--- Start TEXT TO READ ---
I was compelled to do the best I could, and I would do anything rather than give up hope that the key would be found. And yet it was the perfect thing to do. The Divine somehow had it all sewn up, even as I seemed to exercise my shaky free will in such a paradoxical manner. To go in was to be my way out.
A month or so before I was due to enter the convent, my mother rushed into my bedroom. She had heard a loud sobbing and was horrified to discover me in a frenzy, tearing at my clothes and crying hysterically. I told her between sobs how terrible it was for me to go in. She listened to my despairing confusion: ‘I don’t want to go in, but I do want to!’ She felt sorry for me and comforted me, but what else could she do? Besides having a vested interest in the honour that my entering would bestow on her family, she too was a firm believer in ‘doing the will of God’.
With her expert skills, she quietly helped me to get ready. She made me the simple black dress, apron and short cape that was part of the postulant’s uniform. I needed a net cap to stop my hair from blowing in the breeze or falling about, lisle stockings and the detested old black lace-up shoes I’d worn to school, with new soles glued on by Dad. Underwear as usual. Nightdresses were to be plain white. My mother and I made some from white flannelette and some from cotton sheets.
I did allow myself one statement before going in: I sewed large bright red buttons on every one of my white nighties.
--- End TEXT TO READ ---
PROBLEM SET
• 1. In the memoir passage about entering the convent, list every item of clothing named in the two sentences that begin "She made me" and "I needed".
• 2. Reproduce the convent memoir passage word for word from "I was compelled" to "will of God’.".
The rows after this have nothing to do with it.
--- Start DATA SECTION ---
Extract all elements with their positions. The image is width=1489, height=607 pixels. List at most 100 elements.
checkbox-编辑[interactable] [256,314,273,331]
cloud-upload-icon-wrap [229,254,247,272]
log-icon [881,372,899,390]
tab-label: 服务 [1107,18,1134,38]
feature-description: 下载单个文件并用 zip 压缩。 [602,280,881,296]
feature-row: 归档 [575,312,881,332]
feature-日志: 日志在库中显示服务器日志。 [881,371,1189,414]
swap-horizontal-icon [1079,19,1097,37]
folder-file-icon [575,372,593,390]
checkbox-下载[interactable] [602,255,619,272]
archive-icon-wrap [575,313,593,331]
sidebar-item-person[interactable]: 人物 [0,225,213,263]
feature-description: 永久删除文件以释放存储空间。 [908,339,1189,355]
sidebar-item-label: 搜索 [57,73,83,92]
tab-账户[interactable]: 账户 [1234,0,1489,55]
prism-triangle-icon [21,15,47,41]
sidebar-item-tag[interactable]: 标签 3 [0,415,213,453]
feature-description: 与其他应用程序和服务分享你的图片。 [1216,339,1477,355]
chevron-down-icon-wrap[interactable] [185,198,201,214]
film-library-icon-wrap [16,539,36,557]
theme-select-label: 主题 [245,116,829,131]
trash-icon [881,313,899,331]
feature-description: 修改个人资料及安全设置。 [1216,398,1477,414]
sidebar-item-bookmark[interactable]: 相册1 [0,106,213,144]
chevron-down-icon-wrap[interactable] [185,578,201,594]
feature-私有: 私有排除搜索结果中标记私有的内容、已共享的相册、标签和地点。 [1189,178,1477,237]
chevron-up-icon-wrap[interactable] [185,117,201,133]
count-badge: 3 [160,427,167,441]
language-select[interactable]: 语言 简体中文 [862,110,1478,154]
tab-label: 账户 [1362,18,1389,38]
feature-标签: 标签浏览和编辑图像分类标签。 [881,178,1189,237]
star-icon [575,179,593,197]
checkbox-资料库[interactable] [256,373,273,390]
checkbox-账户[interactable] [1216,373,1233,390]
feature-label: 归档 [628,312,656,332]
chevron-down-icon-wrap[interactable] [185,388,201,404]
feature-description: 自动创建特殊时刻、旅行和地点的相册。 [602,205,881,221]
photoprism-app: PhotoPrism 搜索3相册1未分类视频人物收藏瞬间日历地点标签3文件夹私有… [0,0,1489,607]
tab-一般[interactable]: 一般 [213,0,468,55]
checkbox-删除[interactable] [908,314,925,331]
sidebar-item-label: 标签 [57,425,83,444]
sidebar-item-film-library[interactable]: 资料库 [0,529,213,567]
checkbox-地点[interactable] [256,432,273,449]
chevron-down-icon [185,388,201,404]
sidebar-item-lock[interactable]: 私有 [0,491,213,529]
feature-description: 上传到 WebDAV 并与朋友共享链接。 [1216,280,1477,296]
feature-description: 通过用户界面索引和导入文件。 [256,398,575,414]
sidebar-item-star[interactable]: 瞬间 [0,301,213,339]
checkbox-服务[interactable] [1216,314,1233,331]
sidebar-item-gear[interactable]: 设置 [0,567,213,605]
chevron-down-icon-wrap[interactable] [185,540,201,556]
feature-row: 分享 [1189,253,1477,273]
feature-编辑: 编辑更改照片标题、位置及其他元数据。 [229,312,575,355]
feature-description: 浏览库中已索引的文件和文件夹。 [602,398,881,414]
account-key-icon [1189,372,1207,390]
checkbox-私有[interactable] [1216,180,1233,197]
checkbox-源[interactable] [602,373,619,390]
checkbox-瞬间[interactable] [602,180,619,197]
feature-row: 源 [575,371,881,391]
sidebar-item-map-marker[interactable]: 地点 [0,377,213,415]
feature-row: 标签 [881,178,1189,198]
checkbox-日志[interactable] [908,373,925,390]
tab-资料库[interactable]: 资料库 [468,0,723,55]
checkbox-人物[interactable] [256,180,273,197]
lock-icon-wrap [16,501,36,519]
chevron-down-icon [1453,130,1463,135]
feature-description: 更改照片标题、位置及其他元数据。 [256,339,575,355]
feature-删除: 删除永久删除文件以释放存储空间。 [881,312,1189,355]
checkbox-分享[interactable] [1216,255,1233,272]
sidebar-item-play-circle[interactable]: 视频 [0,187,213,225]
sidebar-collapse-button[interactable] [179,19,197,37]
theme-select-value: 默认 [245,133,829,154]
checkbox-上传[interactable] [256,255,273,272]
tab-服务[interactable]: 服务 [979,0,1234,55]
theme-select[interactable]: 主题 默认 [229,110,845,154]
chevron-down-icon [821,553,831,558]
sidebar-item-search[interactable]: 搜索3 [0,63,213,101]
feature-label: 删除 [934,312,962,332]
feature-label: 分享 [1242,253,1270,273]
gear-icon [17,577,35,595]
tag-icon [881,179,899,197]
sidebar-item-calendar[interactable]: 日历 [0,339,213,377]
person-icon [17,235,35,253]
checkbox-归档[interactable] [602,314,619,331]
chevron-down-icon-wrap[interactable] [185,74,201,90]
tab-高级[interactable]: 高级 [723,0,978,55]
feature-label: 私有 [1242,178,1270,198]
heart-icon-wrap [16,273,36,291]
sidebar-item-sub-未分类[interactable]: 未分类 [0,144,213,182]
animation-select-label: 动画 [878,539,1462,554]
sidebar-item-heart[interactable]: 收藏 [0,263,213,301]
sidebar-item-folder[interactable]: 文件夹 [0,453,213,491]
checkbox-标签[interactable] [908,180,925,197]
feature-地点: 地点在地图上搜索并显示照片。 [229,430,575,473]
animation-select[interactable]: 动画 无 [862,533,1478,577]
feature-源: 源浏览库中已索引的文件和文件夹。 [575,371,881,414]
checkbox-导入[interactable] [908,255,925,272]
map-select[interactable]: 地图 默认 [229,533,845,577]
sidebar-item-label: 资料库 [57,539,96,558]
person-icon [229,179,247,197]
--- End DATA SECTION ---
SOLVED PROBLEMS
• 1.
- simple black dress
- apron
- short cape
- net cap
- lisle stockings
- old black lace-up shoes

• 2.
I was compelled to do the best I could, and I would do anything rather than give up hope that the key would be found. And yet it was the perfect thing to do. The Divine somehow had it all sewn up, even as I seemed to exercise my shaky free will in such a paradoxical manner. To go in was to be my way out.
A month or so before I was due to enter the convent, my mother rushed into my bedroom. She had heard a loud sobbing and was horrified to discover me in a frenzy, tearing at my clothes and crying hysterically. I told her between sobs how terrible it was for me to go in. She listened to my despairing confusion: ‘I don’t want to go in, but I do want to!’ She felt sorry for me and comforted me, but what else could she do? Besides having a vested interest in the honour that my entering would bestow on her family, she too was a firm believer in ‘doing the will of God’.